* _Work to do_
Give every line back verbatim, dropping all images.

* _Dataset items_

= = = =

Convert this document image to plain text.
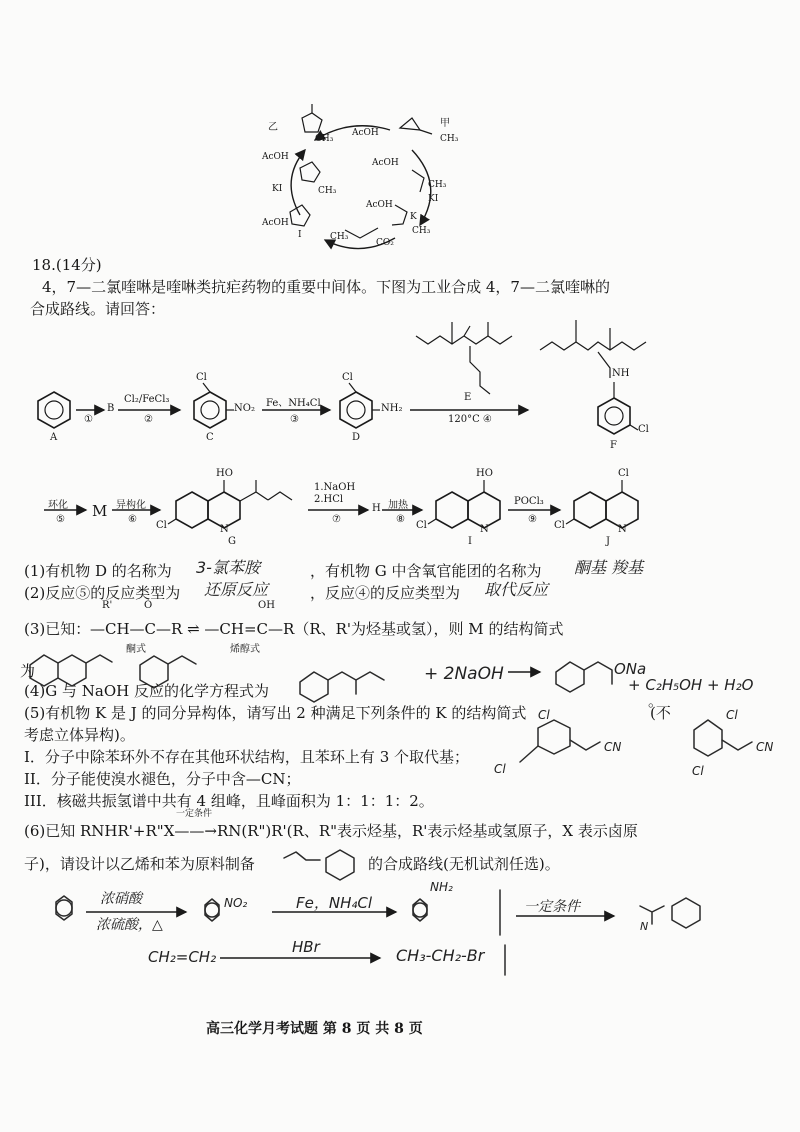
乙	甲
AcOH
AcOH
AcOH
KI
KI
AcOH
AcOH
CO₂
CH₃
CH₃
CH₃
CH₃
CH₃
CH₃
I
K
18.(14分)
4，7—二氯喹啉是喹啉类抗疟药物的重要中间体。下图为工业合成 4，7—二氯喹啉的
合成路线。请回答：
A
①
B
Cl₂/FeCl₃
②
Cl
NO₂
C
Fe、NH₄Cl
③
Cl
NH₂
D
E
120°C ④
NH
Cl
F
环化
⑤ M 异构化
⑥
HO
Cl	N
G
1.NaOH 2.HCl
⑦
H 加热
⑧
HO
Cl	N
I
POCl₃
⑨
Cl
Cl	N
J
(1)有机物 D 的名称为 3-氯苯胺	，有机物 G 中含氧官能团的名称为 酮基 羧基
(2)反应⑤的反应类型为 还原反应	，反应④的反应类型为 取代反应
R'	O	OH
(3)已知： —CH—C—R ⇌ —CH=C—R（R、R'为烃基或氢），则 M 的结构简式
酮式	烯醇式
为
(4)G 与 NaOH 反应的化学方程式为
+ 2NaOH	ONa
+ C₂H₅OH + H₂O
。
(5)有机物 K 是 J 的同分异构体，请写出 2 种满足下列条件的 K 的结构简式	(不
考虑立体异构)。
I．分子中除苯环外不存在其他环状结构，且苯环上有 3 个取代基；
II．分子能使溴水褪色，分子中含—CN；
III．核磁共振氢谱中共有 4 组峰，且峰面积为 1：1：1：2。
Cl
Cl
CN
Cl
Cl
CN
一定条件
(6)已知 RNHR'+R"X——→RN(R")R'(R、R"表示烃基，R'表示烃基或氢原子，X 表示卤原
子)，请设计以乙烯和苯为原料制备	的合成路线(无机试剂任选)。
浓硝酸
浓硫酸，△
NO₂	Fe，NH₄Cl
NH₂
一定条件
N
CH₂=CH₂
HBr	CH₃-CH₂-Br
高三化学月考试题 第 8 页 共 8 页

= = = =

* _Exercise response_
Convert this document image to plain text.
乙	甲
AcOH
AcOH
AcOH
KI
KI
AcOH
AcOH
CO₂
CH₃
CH₃
CH₃
CH₃
CH₃
CH₃
I
K
18.(14分)
4，7—二氯喹啉是喹啉类抗疟药物的重要中间体。下图为工业合成 4，7—二氯喹啉的
合成路线。请回答：
A
①
B
Cl₂/FeCl₃
②
Cl
NO₂
C
Fe、NH₄Cl
③
Cl
NH₂
D
E
120°C ④
NH
Cl
F
环化
⑤ M 异构化
⑥
HO
Cl	N
G
1.NaOH 2.HCl
⑦
H 加热
⑧
HO
Cl	N
I
POCl₃
⑨
Cl
Cl	N
J
(1)有机物 D 的名称为 3-氯苯胺	，有机物 G 中含氧官能团的名称为 酮基 羧基
(2)反应⑤的反应类型为 还原反应	，反应④的反应类型为 取代反应
R'	O	OH
(3)已知： —CH—C—R ⇌ —CH=C—R（R、R'为烃基或氢），则 M 的结构简式
酮式	烯醇式
为
(4)G 与 NaOH 反应的化学方程式为
+ 2NaOH	ONa
+ C₂H₅OH + H₂O
。
(5)有机物 K 是 J 的同分异构体，请写出 2 种满足下列条件的 K 的结构简式	(不
考虑立体异构)。
I．分子中除苯环外不存在其他环状结构，且苯环上有 3 个取代基；
II．分子能使溴水褪色，分子中含—CN；
III．核磁共振氢谱中共有 4 组峰，且峰面积为 1：1：1：2。
Cl
Cl
CN
Cl
Cl
CN
一定条件
(6)已知 RNHR'+R"X——→RN(R")R'(R、R"表示烃基，R'表示烃基或氢原子，X 表示卤原
子)，请设计以乙烯和苯为原料制备	的合成路线(无机试剂任选)。
浓硝酸
浓硫酸，△
NO₂	Fe，NH₄Cl
NH₂
一定条件
N
CH₂=CH₂
HBr	CH₃-CH₂-Br
高三化学月考试题 第 8 页 共 8 页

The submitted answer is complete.